> [Written request]
Read through the data and report every line in which the word "уровень" occurs.

#### Data section ####

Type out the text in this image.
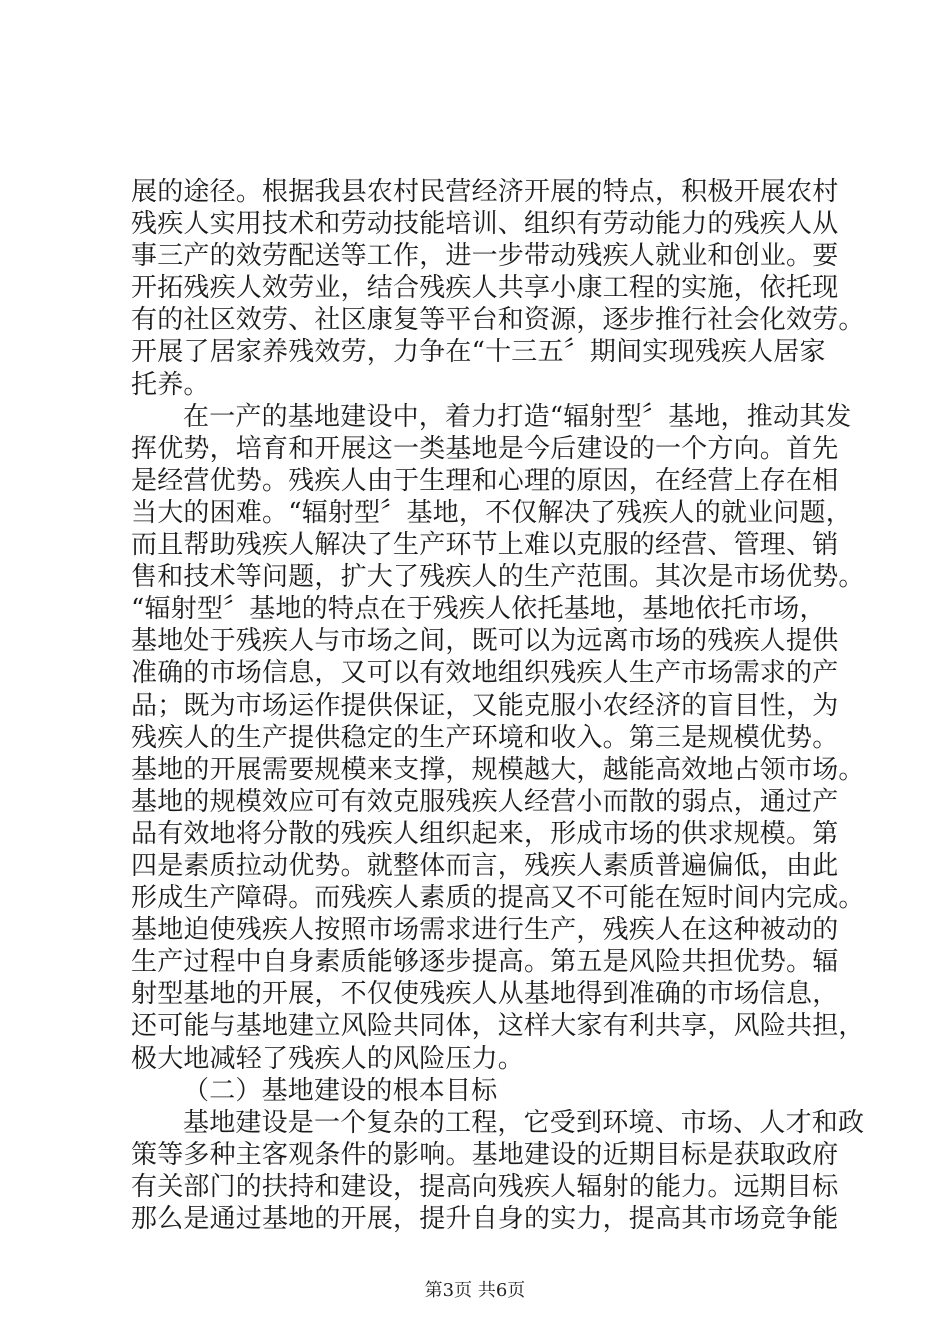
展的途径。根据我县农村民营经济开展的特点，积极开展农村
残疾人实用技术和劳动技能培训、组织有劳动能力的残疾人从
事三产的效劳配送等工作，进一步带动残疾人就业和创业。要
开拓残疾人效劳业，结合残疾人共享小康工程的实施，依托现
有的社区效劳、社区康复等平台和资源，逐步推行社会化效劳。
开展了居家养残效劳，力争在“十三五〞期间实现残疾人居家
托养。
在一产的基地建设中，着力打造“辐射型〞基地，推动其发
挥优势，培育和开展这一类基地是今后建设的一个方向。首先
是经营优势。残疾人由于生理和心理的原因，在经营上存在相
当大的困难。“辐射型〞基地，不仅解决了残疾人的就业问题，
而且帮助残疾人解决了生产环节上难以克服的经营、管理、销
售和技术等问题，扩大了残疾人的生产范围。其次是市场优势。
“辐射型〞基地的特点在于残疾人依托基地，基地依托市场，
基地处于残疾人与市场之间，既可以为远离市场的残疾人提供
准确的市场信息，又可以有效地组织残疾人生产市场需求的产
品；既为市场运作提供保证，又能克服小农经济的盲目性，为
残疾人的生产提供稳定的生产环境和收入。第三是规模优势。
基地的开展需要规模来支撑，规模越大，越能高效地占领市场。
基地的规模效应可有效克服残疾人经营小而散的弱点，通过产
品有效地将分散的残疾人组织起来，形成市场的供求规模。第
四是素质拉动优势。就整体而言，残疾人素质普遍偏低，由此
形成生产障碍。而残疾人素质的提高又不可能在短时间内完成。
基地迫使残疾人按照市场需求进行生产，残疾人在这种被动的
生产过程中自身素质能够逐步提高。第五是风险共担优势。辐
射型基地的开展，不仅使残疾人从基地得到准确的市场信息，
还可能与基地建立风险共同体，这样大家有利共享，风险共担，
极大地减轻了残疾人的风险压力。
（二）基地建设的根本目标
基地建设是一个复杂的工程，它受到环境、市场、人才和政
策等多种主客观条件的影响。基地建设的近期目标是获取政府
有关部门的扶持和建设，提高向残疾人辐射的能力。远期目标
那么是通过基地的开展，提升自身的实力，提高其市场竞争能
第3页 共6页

####
#### Data section ####

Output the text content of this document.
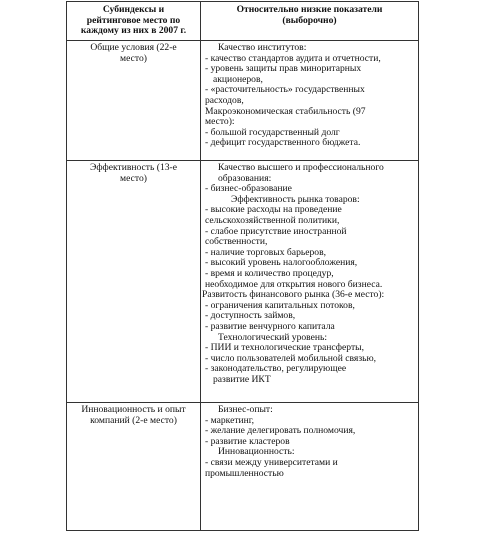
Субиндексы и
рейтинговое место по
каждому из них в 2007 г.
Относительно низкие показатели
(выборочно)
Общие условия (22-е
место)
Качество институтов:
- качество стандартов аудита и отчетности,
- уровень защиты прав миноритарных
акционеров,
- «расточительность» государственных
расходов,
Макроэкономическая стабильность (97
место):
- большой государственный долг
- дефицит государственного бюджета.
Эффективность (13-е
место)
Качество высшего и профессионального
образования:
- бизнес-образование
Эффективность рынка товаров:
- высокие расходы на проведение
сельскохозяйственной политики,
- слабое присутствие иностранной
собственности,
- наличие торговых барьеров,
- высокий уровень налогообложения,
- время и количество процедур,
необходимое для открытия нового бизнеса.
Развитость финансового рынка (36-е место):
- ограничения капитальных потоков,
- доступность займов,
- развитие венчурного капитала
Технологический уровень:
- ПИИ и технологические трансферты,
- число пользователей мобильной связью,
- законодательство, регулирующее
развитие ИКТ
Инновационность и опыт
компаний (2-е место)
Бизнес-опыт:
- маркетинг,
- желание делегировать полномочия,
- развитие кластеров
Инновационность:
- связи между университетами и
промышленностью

####

> [Task solution]
- уровень защиты прав миноритарных
- высокий уровень налогообложения,
Технологический уровень:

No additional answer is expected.